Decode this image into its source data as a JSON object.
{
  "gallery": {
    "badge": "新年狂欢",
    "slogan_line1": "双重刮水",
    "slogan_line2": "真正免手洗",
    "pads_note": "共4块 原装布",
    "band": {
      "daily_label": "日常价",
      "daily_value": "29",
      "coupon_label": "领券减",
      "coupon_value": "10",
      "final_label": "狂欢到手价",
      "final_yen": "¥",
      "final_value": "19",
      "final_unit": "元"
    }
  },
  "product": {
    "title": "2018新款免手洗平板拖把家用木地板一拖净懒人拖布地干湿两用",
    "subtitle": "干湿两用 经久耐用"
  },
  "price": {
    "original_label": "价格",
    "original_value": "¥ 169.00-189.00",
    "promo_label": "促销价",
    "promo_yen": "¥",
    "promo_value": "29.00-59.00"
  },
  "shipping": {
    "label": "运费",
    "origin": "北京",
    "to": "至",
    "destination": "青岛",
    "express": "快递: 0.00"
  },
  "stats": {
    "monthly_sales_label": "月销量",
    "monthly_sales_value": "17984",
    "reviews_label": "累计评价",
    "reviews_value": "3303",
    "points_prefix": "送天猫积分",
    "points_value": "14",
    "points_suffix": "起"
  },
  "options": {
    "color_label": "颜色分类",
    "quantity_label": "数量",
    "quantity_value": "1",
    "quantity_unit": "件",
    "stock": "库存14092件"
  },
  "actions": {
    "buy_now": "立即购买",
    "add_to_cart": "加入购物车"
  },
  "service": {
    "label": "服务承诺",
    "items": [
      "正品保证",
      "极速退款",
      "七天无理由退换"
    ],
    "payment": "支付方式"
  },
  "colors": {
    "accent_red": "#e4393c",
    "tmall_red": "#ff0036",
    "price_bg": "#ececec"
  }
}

********************

→ **TASK TO CARRY OUT**: Copy every record exactly as presented.

→ **EXERCISE SOLUTION**:
Decode this image into its source data as a JSON object.
{
  "gallery": {
    "badge": "新年狂欢",
    "slogan_line1": "双重刮水",
    "slogan_line2": "真正免手洗",
    "pads_note": "共4块 原装布",
    "band": {
      "daily_label": "日常价",
      "daily_value": "29",
      "coupon_label": "领券减",
      "coupon_value": "10",
      "final_label": "狂欢到手价",
      "final_yen": "¥",
      "final_value": "19",
      "final_unit": "元"
    }
  },
  "product": {
    "title": "2018新款免手洗平板拖把家用木地板一拖净懒人拖布地干湿两用",
    "subtitle": "干湿两用 经久耐用"
  },
  "price": {
    "original_label": "价格",
    "original_value": "¥ 169.00-189.00",
    "promo_label": "促销价",
    "promo_yen": "¥",
    "promo_value": "29.00-59.00"
  },
  "shipping": {
    "label": "运费",
    "origin": "北京",
    "to": "至",
    "destination": "青岛",
    "express": "快递: 0.00"
  },
  "stats": {
    "monthly_sales_label": "月销量",
    "monthly_sales_value": "17984",
    "reviews_label": "累计评价",
    "reviews_value": "3303",
    "points_prefix": "送天猫积分",
    "points_value": "14",
    "points_suffix": "起"
  },
  "options": {
    "color_label": "颜色分类",
    "quantity_label": "数量",
    "quantity_value": "1",
    "quantity_unit": "件",
    "stock": "库存14092件"
  },
  "actions": {
    "buy_now": "立即购买",
    "add_to_cart": "加入购物车"
  },
  "service": {
    "label": "服务承诺",
    "items": [
      "正品保证",
      "极速退款",
      "七天无理由退换"
    ],
    "payment": "支付方式"
  },
  "colors": {
    "accent_red": "#e4393c",
    "tmall_red": "#ff0036",
    "price_bg": "#ececec"
  }
}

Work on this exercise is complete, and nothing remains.